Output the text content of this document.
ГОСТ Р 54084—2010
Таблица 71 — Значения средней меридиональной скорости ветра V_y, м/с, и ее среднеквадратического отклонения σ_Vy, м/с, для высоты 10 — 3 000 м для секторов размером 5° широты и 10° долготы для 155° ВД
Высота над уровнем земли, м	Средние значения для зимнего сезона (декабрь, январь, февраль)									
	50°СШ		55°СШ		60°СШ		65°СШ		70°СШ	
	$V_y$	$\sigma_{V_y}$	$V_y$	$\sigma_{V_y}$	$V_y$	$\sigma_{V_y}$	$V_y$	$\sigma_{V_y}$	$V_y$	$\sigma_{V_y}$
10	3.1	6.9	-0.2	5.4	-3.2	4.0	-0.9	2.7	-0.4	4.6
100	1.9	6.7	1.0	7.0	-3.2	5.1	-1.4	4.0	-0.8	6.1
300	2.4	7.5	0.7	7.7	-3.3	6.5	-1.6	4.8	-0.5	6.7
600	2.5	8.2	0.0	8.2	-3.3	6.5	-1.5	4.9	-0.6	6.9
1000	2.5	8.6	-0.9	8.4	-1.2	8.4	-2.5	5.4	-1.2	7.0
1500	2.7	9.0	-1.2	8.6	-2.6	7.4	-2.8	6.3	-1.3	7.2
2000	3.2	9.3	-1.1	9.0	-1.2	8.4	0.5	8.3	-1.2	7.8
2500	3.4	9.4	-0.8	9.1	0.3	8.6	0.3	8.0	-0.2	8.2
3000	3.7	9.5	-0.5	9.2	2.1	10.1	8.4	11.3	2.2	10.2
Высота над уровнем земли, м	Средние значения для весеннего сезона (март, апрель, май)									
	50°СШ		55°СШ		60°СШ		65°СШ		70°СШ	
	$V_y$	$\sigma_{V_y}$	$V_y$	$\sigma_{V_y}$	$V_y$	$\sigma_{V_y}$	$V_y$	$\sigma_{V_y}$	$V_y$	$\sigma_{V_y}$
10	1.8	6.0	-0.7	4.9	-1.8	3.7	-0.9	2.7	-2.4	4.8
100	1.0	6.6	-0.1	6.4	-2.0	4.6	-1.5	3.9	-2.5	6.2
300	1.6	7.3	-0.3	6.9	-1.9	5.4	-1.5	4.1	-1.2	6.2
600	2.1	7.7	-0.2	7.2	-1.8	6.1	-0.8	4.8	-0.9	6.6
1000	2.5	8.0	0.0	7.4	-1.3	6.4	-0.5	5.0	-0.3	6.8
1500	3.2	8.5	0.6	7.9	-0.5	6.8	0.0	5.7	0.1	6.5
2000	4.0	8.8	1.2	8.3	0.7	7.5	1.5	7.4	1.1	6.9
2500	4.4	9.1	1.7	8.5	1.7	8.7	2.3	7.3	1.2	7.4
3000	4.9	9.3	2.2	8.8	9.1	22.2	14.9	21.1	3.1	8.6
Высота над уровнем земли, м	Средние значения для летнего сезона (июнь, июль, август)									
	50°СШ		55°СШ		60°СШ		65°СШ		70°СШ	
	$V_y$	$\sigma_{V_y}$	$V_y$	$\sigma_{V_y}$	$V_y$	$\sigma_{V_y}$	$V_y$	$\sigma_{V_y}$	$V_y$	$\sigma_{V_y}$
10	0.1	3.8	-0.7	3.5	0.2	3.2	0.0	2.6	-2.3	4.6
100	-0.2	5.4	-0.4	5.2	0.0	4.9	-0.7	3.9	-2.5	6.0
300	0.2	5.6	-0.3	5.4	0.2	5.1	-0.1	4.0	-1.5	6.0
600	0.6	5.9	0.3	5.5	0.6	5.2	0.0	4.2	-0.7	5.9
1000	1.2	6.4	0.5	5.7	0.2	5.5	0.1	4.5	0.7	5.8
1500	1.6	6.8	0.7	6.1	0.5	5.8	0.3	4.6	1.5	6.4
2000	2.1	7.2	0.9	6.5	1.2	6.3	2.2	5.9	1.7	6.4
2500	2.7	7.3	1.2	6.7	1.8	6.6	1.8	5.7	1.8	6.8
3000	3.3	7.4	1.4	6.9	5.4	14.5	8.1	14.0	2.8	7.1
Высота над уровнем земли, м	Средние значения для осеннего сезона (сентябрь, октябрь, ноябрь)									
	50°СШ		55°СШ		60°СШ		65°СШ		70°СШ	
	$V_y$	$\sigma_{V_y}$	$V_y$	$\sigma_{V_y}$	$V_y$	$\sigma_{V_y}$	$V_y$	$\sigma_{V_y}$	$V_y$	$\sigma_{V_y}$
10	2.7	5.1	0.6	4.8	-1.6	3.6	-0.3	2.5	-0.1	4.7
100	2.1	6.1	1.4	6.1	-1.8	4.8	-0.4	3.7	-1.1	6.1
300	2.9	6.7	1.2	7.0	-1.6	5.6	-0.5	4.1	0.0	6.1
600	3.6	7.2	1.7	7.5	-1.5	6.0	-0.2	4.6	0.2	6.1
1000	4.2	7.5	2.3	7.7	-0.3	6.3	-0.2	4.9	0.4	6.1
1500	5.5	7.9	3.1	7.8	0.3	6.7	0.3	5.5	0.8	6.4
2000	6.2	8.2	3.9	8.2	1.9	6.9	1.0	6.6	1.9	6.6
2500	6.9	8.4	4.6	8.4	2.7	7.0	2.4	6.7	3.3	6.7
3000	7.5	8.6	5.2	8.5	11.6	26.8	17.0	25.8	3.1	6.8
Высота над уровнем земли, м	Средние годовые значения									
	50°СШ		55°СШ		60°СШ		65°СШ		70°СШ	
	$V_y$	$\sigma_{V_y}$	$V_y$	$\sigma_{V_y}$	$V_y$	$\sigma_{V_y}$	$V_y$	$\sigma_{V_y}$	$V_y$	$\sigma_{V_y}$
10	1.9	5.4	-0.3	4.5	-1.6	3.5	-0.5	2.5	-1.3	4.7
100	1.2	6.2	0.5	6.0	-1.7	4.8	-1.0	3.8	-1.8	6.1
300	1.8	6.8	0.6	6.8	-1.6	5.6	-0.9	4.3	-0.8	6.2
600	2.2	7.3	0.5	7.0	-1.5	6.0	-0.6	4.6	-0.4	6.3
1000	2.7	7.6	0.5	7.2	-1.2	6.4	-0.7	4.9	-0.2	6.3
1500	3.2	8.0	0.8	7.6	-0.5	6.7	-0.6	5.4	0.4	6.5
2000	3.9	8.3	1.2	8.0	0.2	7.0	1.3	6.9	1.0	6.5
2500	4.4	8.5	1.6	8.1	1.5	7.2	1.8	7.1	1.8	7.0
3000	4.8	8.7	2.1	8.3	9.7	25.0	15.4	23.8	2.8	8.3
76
-----
**EXERCISE BRIEF:** Using the data above, output each line exactly.

**COMPLETED EXERCISE:**
Output the text content of this document.
ГОСТ Р 54084—2010
Таблица 71 — Значения средней меридиональной скорости ветра V_y, м/с, и ее среднеквадратического отклонения σ_Vy, м/с, для высоты 10 — 3 000 м для секторов размером 5° широты и 10° долготы для 155° ВД
Высота над уровнем земли, м	Средние значения для зимнего сезона (декабрь, январь, февраль)									
	50°СШ		55°СШ		60°СШ		65°СШ		70°СШ	
	$V_y$	$\sigma_{V_y}$	$V_y$	$\sigma_{V_y}$	$V_y$	$\sigma_{V_y}$	$V_y$	$\sigma_{V_y}$	$V_y$	$\sigma_{V_y}$
10	3.1	6.9	-0.2	5.4	-3.2	4.0	-0.9	2.7	-0.4	4.6
100	1.9	6.7	1.0	7.0	-3.2	5.1	-1.4	4.0	-0.8	6.1
300	2.4	7.5	0.7	7.7	-3.3	6.5	-1.6	4.8	-0.5	6.7
600	2.5	8.2	0.0	8.2	-3.3	6.5	-1.5	4.9	-0.6	6.9
1000	2.5	8.6	-0.9	8.4	-1.2	8.4	-2.5	5.4	-1.2	7.0
1500	2.7	9.0	-1.2	8.6	-2.6	7.4	-2.8	6.3	-1.3	7.2
2000	3.2	9.3	-1.1	9.0	-1.2	8.4	0.5	8.3	-1.2	7.8
2500	3.4	9.4	-0.8	9.1	0.3	8.6	0.3	8.0	-0.2	8.2
3000	3.7	9.5	-0.5	9.2	2.1	10.1	8.4	11.3	2.2	10.2
Высота над уровнем земли, м	Средние значения для весеннего сезона (март, апрель, май)									
	50°СШ		55°СШ		60°СШ		65°СШ		70°СШ	
	$V_y$	$\sigma_{V_y}$	$V_y$	$\sigma_{V_y}$	$V_y$	$\sigma_{V_y}$	$V_y$	$\sigma_{V_y}$	$V_y$	$\sigma_{V_y}$
10	1.8	6.0	-0.7	4.9	-1.8	3.7	-0.9	2.7	-2.4	4.8
100	1.0	6.6	-0.1	6.4	-2.0	4.6	-1.5	3.9	-2.5	6.2
300	1.6	7.3	-0.3	6.9	-1.9	5.4	-1.5	4.1	-1.2	6.2
600	2.1	7.7	-0.2	7.2	-1.8	6.1	-0.8	4.8	-0.9	6.6
1000	2.5	8.0	0.0	7.4	-1.3	6.4	-0.5	5.0	-0.3	6.8
1500	3.2	8.5	0.6	7.9	-0.5	6.8	0.0	5.7	0.1	6.5
2000	4.0	8.8	1.2	8.3	0.7	7.5	1.5	7.4	1.1	6.9
2500	4.4	9.1	1.7	8.5	1.7	8.7	2.3	7.3	1.2	7.4
3000	4.9	9.3	2.2	8.8	9.1	22.2	14.9	21.1	3.1	8.6
Высота над уровнем земли, м	Средние значения для летнего сезона (июнь, июль, август)									
	50°СШ		55°СШ		60°СШ		65°СШ		70°СШ	
	$V_y$	$\sigma_{V_y}$	$V_y$	$\sigma_{V_y}$	$V_y$	$\sigma_{V_y}$	$V_y$	$\sigma_{V_y}$	$V_y$	$\sigma_{V_y}$
10	0.1	3.8	-0.7	3.5	0.2	3.2	0.0	2.6	-2.3	4.6
100	-0.2	5.4	-0.4	5.2	0.0	4.9	-0.7	3.9	-2.5	6.0
300	0.2	5.6	-0.3	5.4	0.2	5.1	-0.1	4.0	-1.5	6.0
600	0.6	5.9	0.3	5.5	0.6	5.2	0.0	4.2	-0.7	5.9
1000	1.2	6.4	0.5	5.7	0.2	5.5	0.1	4.5	0.7	5.8
1500	1.6	6.8	0.7	6.1	0.5	5.8	0.3	4.6	1.5	6.4
2000	2.1	7.2	0.9	6.5	1.2	6.3	2.2	5.9	1.7	6.4
2500	2.7	7.3	1.2	6.7	1.8	6.6	1.8	5.7	1.8	6.8
3000	3.3	7.4	1.4	6.9	5.4	14.5	8.1	14.0	2.8	7.1
Высота над уровнем земли, м	Средние значения для осеннего сезона (сентябрь, октябрь, ноябрь)									
	50°СШ		55°СШ		60°СШ		65°СШ		70°СШ	
	$V_y$	$\sigma_{V_y}$	$V_y$	$\sigma_{V_y}$	$V_y$	$\sigma_{V_y}$	$V_y$	$\sigma_{V_y}$	$V_y$	$\sigma_{V_y}$
10	2.7	5.1	0.6	4.8	-1.6	3.6	-0.3	2.5	-0.1	4.7
100	2.1	6.1	1.4	6.1	-1.8	4.8	-0.4	3.7	-1.1	6.1
300	2.9	6.7	1.2	7.0	-1.6	5.6	-0.5	4.1	0.0	6.1
600	3.6	7.2	1.7	7.5	-1.5	6.0	-0.2	4.6	0.2	6.1
1000	4.2	7.5	2.3	7.7	-0.3	6.3	-0.2	4.9	0.4	6.1
1500	5.5	7.9	3.1	7.8	0.3	6.7	0.3	5.5	0.8	6.4
2000	6.2	8.2	3.9	8.2	1.9	6.9	1.0	6.6	1.9	6.6
2500	6.9	8.4	4.6	8.4	2.7	7.0	2.4	6.7	3.3	6.7
3000	7.5	8.6	5.2	8.5	11.6	26.8	17.0	25.8	3.1	6.8
Высота над уровнем земли, м	Средние годовые значения									
	50°СШ		55°СШ		60°СШ		65°СШ		70°СШ	
	$V_y$	$\sigma_{V_y}$	$V_y$	$\sigma_{V_y}$	$V_y$	$\sigma_{V_y}$	$V_y$	$\sigma_{V_y}$	$V_y$	$\sigma_{V_y}$
10	1.9	5.4	-0.3	4.5	-1.6	3.5	-0.5	2.5	-1.3	4.7
100	1.2	6.2	0.5	6.0	-1.7	4.8	-1.0	3.8	-1.8	6.1
300	1.8	6.8	0.6	6.8	-1.6	5.6	-0.9	4.3	-0.8	6.2
600	2.2	7.3	0.5	7.0	-1.5	6.0	-0.6	4.6	-0.4	6.3
1000	2.7	7.6	0.5	7.2	-1.2	6.4	-0.7	4.9	-0.2	6.3
1500	3.2	8.0	0.8	7.6	-0.5	6.7	-0.6	5.4	0.4	6.5
2000	3.9	8.3	1.2	8.0	0.2	7.0	1.3	6.9	1.0	6.5
2500	4.4	8.5	1.6	8.1	1.5	7.2	1.8	7.1	1.8	7.0
3000	4.8	8.7	2.1	8.3	9.7	25.0	15.4	23.8	2.8	8.3
76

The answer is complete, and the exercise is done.